→ EXERCISE INSTRUCTIONS
Transcribe each line exactly.

→ RECORD SET

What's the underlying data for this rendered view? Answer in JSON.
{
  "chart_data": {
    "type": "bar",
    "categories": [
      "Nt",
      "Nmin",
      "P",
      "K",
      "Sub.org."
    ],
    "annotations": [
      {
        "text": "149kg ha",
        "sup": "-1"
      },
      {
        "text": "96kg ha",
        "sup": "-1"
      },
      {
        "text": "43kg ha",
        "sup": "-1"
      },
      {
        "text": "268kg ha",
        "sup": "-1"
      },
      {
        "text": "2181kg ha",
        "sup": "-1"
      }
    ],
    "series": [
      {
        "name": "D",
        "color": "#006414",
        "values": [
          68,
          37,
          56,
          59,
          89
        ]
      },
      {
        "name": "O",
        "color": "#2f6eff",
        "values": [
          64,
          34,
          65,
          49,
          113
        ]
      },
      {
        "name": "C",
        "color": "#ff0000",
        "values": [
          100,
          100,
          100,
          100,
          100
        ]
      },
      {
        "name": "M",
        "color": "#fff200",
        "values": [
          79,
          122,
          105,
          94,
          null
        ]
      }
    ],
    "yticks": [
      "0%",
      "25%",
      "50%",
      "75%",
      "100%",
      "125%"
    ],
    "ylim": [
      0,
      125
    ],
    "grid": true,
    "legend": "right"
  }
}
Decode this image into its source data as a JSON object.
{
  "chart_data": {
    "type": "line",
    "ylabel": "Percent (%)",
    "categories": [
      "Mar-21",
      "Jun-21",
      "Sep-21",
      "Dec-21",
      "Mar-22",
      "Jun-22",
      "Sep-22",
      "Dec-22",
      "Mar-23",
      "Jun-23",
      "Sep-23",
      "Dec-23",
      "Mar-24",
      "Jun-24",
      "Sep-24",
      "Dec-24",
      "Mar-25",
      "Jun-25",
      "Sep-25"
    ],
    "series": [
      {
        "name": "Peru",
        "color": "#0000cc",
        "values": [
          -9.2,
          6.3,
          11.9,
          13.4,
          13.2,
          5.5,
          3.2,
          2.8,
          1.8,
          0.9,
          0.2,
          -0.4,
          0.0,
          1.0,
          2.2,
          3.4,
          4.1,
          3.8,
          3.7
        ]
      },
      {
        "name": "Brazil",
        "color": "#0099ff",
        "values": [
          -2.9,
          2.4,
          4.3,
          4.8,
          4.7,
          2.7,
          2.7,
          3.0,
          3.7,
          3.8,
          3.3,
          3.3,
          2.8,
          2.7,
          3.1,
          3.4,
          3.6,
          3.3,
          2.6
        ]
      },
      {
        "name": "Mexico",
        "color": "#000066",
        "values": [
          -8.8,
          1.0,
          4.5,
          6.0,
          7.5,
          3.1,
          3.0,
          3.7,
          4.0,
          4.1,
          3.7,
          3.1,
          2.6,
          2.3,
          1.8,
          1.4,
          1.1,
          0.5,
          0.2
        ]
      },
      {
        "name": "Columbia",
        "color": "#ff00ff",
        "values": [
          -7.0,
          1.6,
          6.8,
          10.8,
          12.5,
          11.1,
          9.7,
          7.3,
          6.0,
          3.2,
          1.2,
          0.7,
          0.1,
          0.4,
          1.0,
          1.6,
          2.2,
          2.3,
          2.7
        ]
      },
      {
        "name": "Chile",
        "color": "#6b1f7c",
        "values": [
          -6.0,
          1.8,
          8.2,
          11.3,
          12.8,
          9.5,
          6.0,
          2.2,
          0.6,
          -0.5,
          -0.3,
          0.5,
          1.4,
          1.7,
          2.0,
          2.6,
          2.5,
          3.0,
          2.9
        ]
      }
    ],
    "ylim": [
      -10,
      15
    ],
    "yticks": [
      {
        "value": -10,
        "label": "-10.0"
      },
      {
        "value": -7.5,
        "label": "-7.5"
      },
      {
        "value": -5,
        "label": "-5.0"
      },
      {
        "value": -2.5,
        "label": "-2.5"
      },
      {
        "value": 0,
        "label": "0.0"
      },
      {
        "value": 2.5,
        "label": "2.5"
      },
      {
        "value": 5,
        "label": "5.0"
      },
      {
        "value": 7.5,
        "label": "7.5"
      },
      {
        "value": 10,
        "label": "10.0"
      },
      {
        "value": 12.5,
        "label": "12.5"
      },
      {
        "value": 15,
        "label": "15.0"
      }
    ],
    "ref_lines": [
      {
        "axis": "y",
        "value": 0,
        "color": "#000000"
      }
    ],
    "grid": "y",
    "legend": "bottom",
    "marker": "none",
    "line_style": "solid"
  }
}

→ WRITTEN ANSWER
What's the underlying data for this rendered view? Answer in JSON.
{
  "chart_data": {
    "type": "bar",
    "categories": [
      "Nt",
      "Nmin",
      "P",
      "K",
      "Sub.org."
    ],
    "annotations": [
      {
        "text": "149kg ha",
        "sup": "-1"
      },
      {
        "text": "96kg ha",
        "sup": "-1"
      },
      {
        "text": "43kg ha",
        "sup": "-1"
      },
      {
        "text": "268kg ha",
        "sup": "-1"
      },
      {
        "text": "2181kg ha",
        "sup": "-1"
      }
    ],
    "series": [
      {
        "name": "D",
        "color": "#006414",
        "values": [
          68,
          37,
          56,
          59,
          89
        ]
      },
      {
        "name": "O",
        "color": "#2f6eff",
        "values": [
          64,
          34,
          65,
          49,
          113
        ]
      },
      {
        "name": "C",
        "color": "#ff0000",
        "values": [
          100,
          100,
          100,
          100,
          100
        ]
      },
      {
        "name": "M",
        "color": "#fff200",
        "values": [
          79,
          122,
          105,
          94,
          null
        ]
      }
    ],
    "yticks": [
      "0%",
      "25%",
      "50%",
      "75%",
      "100%",
      "125%"
    ],
    "ylim": [
      0,
      125
    ],
    "grid": true,
    "legend": "right"
  }
}
Decode this image into its source data as a JSON object.
{
  "chart_data": {
    "type": "line",
    "ylabel": "Percent (%)",
    "categories": [
      "Mar-21",
      "Jun-21",
      "Sep-21",
      "Dec-21",
      "Mar-22",
      "Jun-22",
      "Sep-22",
      "Dec-22",
      "Mar-23",
      "Jun-23",
      "Sep-23",
      "Dec-23",
      "Mar-24",
      "Jun-24",
      "Sep-24",
      "Dec-24",
      "Mar-25",
      "Jun-25",
      "Sep-25"
    ],
    "series": [
      {
        "name": "Peru",
        "color": "#0000cc",
        "values": [
          -9.2,
          6.3,
          11.9,
          13.4,
          13.2,
          5.5,
          3.2,
          2.8,
          1.8,
          0.9,
          0.2,
          -0.4,
          0.0,
          1.0,
          2.2,
          3.4,
          4.1,
          3.8,
          3.7
        ]
      },
      {
        "name": "Brazil",
        "color": "#0099ff",
        "values": [
          -2.9,
          2.4,
          4.3,
          4.8,
          4.7,
          2.7,
          2.7,
          3.0,
          3.7,
          3.8,
          3.3,
          3.3,
          2.8,
          2.7,
          3.1,
          3.4,
          3.6,
          3.3,
          2.6
        ]
      },
      {
        "name": "Mexico",
        "color": "#000066",
        "values": [
          -8.8,
          1.0,
          4.5,
          6.0,
          7.5,
          3.1,
          3.0,
          3.7,
          4.0,
          4.1,
          3.7,
          3.1,
          2.6,
          2.3,
          1.8,
          1.4,
          1.1,
          0.5,
          0.2
        ]
      },
      {
        "name": "Columbia",
        "color": "#ff00ff",
        "values": [
          -7.0,
          1.6,
          6.8,
          10.8,
          12.5,
          11.1,
          9.7,
          7.3,
          6.0,
          3.2,
          1.2,
          0.7,
          0.1,
          0.4,
          1.0,
          1.6,
          2.2,
          2.3,
          2.7
        ]
      },
      {
        "name": "Chile",
        "color": "#6b1f7c",
        "values": [
          -6.0,
          1.8,
          8.2,
          11.3,
          12.8,
          9.5,
          6.0,
          2.2,
          0.6,
          -0.5,
          -0.3,
          0.5,
          1.4,
          1.7,
          2.0,
          2.6,
          2.5,
          3.0,
          2.9
        ]
      }
    ],
    "ylim": [
      -10,
      15
    ],
    "yticks": [
      {
        "value": -10,
        "label": "-10.0"
      },
      {
        "value": -7.5,
        "label": "-7.5"
      },
      {
        "value": -5,
        "label": "-5.0"
      },
      {
        "value": -2.5,
        "label": "-2.5"
      },
      {
        "value": 0,
        "label": "0.0"
      },
      {
        "value": 2.5,
        "label": "2.5"
      },
      {
        "value": 5,
        "label": "5.0"
      },
      {
        "value": 7.5,
        "label": "7.5"
      },
      {
        "value": 10,
        "label": "10.0"
      },
      {
        "value": 12.5,
        "label": "12.5"
      },
      {
        "value": 15,
        "label": "15.0"
      }
    ],
    "ref_lines": [
      {
        "axis": "y",
        "value": 0,
        "color": "#000000"
      }
    ],
    "grid": "y",
    "legend": "bottom",
    "marker": "none",
    "line_style": "solid"
  }
}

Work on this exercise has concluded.